Start of DATA FOR THE TASK

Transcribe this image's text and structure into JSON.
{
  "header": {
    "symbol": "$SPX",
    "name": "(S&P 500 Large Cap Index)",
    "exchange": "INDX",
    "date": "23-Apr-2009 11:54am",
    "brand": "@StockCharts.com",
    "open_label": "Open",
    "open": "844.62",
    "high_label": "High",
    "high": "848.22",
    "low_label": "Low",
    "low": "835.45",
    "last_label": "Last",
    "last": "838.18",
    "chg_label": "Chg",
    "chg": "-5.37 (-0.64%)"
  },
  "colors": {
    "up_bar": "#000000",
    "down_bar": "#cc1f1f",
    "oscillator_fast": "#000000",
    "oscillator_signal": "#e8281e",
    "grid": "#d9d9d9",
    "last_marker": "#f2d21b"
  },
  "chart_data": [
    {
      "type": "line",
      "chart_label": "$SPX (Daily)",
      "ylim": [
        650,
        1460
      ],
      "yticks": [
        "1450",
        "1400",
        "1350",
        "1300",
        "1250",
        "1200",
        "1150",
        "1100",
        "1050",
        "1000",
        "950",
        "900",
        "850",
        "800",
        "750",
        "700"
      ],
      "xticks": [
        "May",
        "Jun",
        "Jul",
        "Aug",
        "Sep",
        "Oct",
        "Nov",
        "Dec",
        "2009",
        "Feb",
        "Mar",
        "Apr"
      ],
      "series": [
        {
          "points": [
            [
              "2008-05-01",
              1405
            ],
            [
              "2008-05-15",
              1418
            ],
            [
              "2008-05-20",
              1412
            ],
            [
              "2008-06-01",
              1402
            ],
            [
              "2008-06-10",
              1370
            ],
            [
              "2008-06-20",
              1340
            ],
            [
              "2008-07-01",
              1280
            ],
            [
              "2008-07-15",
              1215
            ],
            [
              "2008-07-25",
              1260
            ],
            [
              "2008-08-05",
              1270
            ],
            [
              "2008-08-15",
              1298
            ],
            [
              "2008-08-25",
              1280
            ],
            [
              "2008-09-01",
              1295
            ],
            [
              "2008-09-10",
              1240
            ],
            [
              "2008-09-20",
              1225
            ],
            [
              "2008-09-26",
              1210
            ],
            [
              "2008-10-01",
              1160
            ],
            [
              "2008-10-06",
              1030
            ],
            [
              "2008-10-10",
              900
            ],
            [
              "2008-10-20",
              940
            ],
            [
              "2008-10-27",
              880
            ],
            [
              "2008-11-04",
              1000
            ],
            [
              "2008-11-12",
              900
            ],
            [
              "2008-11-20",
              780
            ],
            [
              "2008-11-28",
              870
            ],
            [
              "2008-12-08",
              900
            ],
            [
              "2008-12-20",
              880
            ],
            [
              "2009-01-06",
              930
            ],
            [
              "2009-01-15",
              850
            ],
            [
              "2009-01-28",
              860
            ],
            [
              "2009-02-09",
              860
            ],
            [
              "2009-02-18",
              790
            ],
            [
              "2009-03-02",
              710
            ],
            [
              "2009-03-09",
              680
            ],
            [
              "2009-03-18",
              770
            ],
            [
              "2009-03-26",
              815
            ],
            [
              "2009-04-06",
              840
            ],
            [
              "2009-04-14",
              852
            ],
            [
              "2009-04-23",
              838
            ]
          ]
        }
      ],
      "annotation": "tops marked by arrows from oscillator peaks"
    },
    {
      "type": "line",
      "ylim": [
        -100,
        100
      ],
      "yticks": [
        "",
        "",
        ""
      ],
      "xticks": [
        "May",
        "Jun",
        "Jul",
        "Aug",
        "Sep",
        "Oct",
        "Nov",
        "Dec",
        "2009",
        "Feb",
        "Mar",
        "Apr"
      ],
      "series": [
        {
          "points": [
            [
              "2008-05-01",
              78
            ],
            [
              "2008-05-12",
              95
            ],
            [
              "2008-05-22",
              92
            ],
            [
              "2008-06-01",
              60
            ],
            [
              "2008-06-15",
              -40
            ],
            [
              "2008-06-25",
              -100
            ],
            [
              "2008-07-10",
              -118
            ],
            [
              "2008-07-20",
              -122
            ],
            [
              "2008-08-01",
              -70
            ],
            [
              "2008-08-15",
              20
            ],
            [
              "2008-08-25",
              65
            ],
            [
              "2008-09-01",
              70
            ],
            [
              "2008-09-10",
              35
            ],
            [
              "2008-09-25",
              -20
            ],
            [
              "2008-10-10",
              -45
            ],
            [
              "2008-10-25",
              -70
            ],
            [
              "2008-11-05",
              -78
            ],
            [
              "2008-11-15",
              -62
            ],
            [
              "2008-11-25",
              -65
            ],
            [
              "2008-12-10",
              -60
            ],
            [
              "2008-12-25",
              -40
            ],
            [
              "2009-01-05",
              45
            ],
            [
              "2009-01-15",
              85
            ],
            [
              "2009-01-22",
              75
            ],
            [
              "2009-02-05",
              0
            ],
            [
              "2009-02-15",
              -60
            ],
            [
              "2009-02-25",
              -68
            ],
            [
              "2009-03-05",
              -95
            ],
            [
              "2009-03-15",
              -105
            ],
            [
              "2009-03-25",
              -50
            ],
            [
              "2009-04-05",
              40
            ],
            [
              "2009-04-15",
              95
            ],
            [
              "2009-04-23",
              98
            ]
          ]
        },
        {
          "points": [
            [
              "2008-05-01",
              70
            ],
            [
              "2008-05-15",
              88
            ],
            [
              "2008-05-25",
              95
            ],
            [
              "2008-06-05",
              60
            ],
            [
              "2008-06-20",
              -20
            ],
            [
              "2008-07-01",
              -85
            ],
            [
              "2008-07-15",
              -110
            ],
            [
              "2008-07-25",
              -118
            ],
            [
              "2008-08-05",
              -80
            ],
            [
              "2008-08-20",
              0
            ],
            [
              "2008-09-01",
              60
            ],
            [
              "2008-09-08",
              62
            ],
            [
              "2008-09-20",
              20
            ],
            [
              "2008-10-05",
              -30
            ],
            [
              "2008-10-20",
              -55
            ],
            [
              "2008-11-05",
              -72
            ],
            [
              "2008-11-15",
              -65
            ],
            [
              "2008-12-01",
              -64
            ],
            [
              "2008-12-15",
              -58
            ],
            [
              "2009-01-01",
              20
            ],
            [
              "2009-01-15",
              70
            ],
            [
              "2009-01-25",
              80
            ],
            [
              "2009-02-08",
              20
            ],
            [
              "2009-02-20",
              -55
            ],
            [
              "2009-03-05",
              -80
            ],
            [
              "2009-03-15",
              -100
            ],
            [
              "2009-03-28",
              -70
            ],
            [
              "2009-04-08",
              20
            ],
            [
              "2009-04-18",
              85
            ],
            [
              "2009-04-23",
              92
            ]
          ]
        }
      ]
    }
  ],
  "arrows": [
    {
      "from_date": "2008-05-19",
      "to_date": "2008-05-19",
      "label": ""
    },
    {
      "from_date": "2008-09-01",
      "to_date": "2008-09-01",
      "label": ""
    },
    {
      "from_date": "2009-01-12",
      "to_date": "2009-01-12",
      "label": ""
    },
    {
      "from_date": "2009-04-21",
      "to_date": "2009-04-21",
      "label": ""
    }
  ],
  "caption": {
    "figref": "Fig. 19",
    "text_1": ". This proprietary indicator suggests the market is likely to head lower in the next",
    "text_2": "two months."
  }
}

End of DATA FOR THE TASK

> [YOUR TASK]
Copy out all of the records above with nothing altered.

> [EXPECTED ANSWER]
Transcribe this image's text and structure into JSON.
{
  "header": {
    "symbol": "$SPX",
    "name": "(S&P 500 Large Cap Index)",
    "exchange": "INDX",
    "date": "23-Apr-2009 11:54am",
    "brand": "@StockCharts.com",
    "open_label": "Open",
    "open": "844.62",
    "high_label": "High",
    "high": "848.22",
    "low_label": "Low",
    "low": "835.45",
    "last_label": "Last",
    "last": "838.18",
    "chg_label": "Chg",
    "chg": "-5.37 (-0.64%)"
  },
  "colors": {
    "up_bar": "#000000",
    "down_bar": "#cc1f1f",
    "oscillator_fast": "#000000",
    "oscillator_signal": "#e8281e",
    "grid": "#d9d9d9",
    "last_marker": "#f2d21b"
  },
  "chart_data": [
    {
      "type": "line",
      "chart_label": "$SPX (Daily)",
      "ylim": [
        650,
        1460
      ],
      "yticks": [
        "1450",
        "1400",
        "1350",
        "1300",
        "1250",
        "1200",
        "1150",
        "1100",
        "1050",
        "1000",
        "950",
        "900",
        "850",
        "800",
        "750",
        "700"
      ],
      "xticks": [
        "May",
        "Jun",
        "Jul",
        "Aug",
        "Sep",
        "Oct",
        "Nov",
        "Dec",
        "2009",
        "Feb",
        "Mar",
        "Apr"
      ],
      "series": [
        {
          "points": [
            [
              "2008-05-01",
              1405
            ],
            [
              "2008-05-15",
              1418
            ],
            [
              "2008-05-20",
              1412
            ],
            [
              "2008-06-01",
              1402
            ],
            [
              "2008-06-10",
              1370
            ],
            [
              "2008-06-20",
              1340
            ],
            [
              "2008-07-01",
              1280
            ],
            [
              "2008-07-15",
              1215
            ],
            [
              "2008-07-25",
              1260
            ],
            [
              "2008-08-05",
              1270
            ],
            [
              "2008-08-15",
              1298
            ],
            [
              "2008-08-25",
              1280
            ],
            [
              "2008-09-01",
              1295
            ],
            [
              "2008-09-10",
              1240
            ],
            [
              "2008-09-20",
              1225
            ],
            [
              "2008-09-26",
              1210
            ],
            [
              "2008-10-01",
              1160
            ],
            [
              "2008-10-06",
              1030
            ],
            [
              "2008-10-10",
              900
            ],
            [
              "2008-10-20",
              940
            ],
            [
              "2008-10-27",
              880
            ],
            [
              "2008-11-04",
              1000
            ],
            [
              "2008-11-12",
              900
            ],
            [
              "2008-11-20",
              780
            ],
            [
              "2008-11-28",
              870
            ],
            [
              "2008-12-08",
              900
            ],
            [
              "2008-12-20",
              880
            ],
            [
              "2009-01-06",
              930
            ],
            [
              "2009-01-15",
              850
            ],
            [
              "2009-01-28",
              860
            ],
            [
              "2009-02-09",
              860
            ],
            [
              "2009-02-18",
              790
            ],
            [
              "2009-03-02",
              710
            ],
            [
              "2009-03-09",
              680
            ],
            [
              "2009-03-18",
              770
            ],
            [
              "2009-03-26",
              815
            ],
            [
              "2009-04-06",
              840
            ],
            [
              "2009-04-14",
              852
            ],
            [
              "2009-04-23",
              838
            ]
          ]
        }
      ],
      "annotation": "tops marked by arrows from oscillator peaks"
    },
    {
      "type": "line",
      "ylim": [
        -100,
        100
      ],
      "yticks": [
        "",
        "",
        ""
      ],
      "xticks": [
        "May",
        "Jun",
        "Jul",
        "Aug",
        "Sep",
        "Oct",
        "Nov",
        "Dec",
        "2009",
        "Feb",
        "Mar",
        "Apr"
      ],
      "series": [
        {
          "points": [
            [
              "2008-05-01",
              78
            ],
            [
              "2008-05-12",
              95
            ],
            [
              "2008-05-22",
              92
            ],
            [
              "2008-06-01",
              60
            ],
            [
              "2008-06-15",
              -40
            ],
            [
              "2008-06-25",
              -100
            ],
            [
              "2008-07-10",
              -118
            ],
            [
              "2008-07-20",
              -122
            ],
            [
              "2008-08-01",
              -70
            ],
            [
              "2008-08-15",
              20
            ],
            [
              "2008-08-25",
              65
            ],
            [
              "2008-09-01",
              70
            ],
            [
              "2008-09-10",
              35
            ],
            [
              "2008-09-25",
              -20
            ],
            [
              "2008-10-10",
              -45
            ],
            [
              "2008-10-25",
              -70
            ],
            [
              "2008-11-05",
              -78
            ],
            [
              "2008-11-15",
              -62
            ],
            [
              "2008-11-25",
              -65
            ],
            [
              "2008-12-10",
              -60
            ],
            [
              "2008-12-25",
              -40
            ],
            [
              "2009-01-05",
              45
            ],
            [
              "2009-01-15",
              85
            ],
            [
              "2009-01-22",
              75
            ],
            [
              "2009-02-05",
              0
            ],
            [
              "2009-02-15",
              -60
            ],
            [
              "2009-02-25",
              -68
            ],
            [
              "2009-03-05",
              -95
            ],
            [
              "2009-03-15",
              -105
            ],
            [
              "2009-03-25",
              -50
            ],
            [
              "2009-04-05",
              40
            ],
            [
              "2009-04-15",
              95
            ],
            [
              "2009-04-23",
              98
            ]
          ]
        },
        {
          "points": [
            [
              "2008-05-01",
              70
            ],
            [
              "2008-05-15",
              88
            ],
            [
              "2008-05-25",
              95
            ],
            [
              "2008-06-05",
              60
            ],
            [
              "2008-06-20",
              -20
            ],
            [
              "2008-07-01",
              -85
            ],
            [
              "2008-07-15",
              -110
            ],
            [
              "2008-07-25",
              -118
            ],
            [
              "2008-08-05",
              -80
            ],
            [
              "2008-08-20",
              0
            ],
            [
              "2008-09-01",
              60
            ],
            [
              "2008-09-08",
              62
            ],
            [
              "2008-09-20",
              20
            ],
            [
              "2008-10-05",
              -30
            ],
            [
              "2008-10-20",
              -55
            ],
            [
              "2008-11-05",
              -72
            ],
            [
              "2008-11-15",
              -65
            ],
            [
              "2008-12-01",
              -64
            ],
            [
              "2008-12-15",
              -58
            ],
            [
              "2009-01-01",
              20
            ],
            [
              "2009-01-15",
              70
            ],
            [
              "2009-01-25",
              80
            ],
            [
              "2009-02-08",
              20
            ],
            [
              "2009-02-20",
              -55
            ],
            [
              "2009-03-05",
              -80
            ],
            [
              "2009-03-15",
              -100
            ],
            [
              "2009-03-28",
              -70
            ],
            [
              "2009-04-08",
              20
            ],
            [
              "2009-04-18",
              85
            ],
            [
              "2009-04-23",
              92
            ]
          ]
        }
      ]
    }
  ],
  "arrows": [
    {
      "from_date": "2008-05-19",
      "to_date": "2008-05-19",
      "label": ""
    },
    {
      "from_date": "2008-09-01",
      "to_date": "2008-09-01",
      "label": ""
    },
    {
      "from_date": "2009-01-12",
      "to_date": "2009-01-12",
      "label": ""
    },
    {
      "from_date": "2009-04-21",
      "to_date": "2009-04-21",
      "label": ""
    }
  ],
  "caption": {
    "figref": "Fig. 19",
    "text_1": ". This proprietary indicator suggests the market is likely to head lower in the next",
    "text_2": "two months."
  }
}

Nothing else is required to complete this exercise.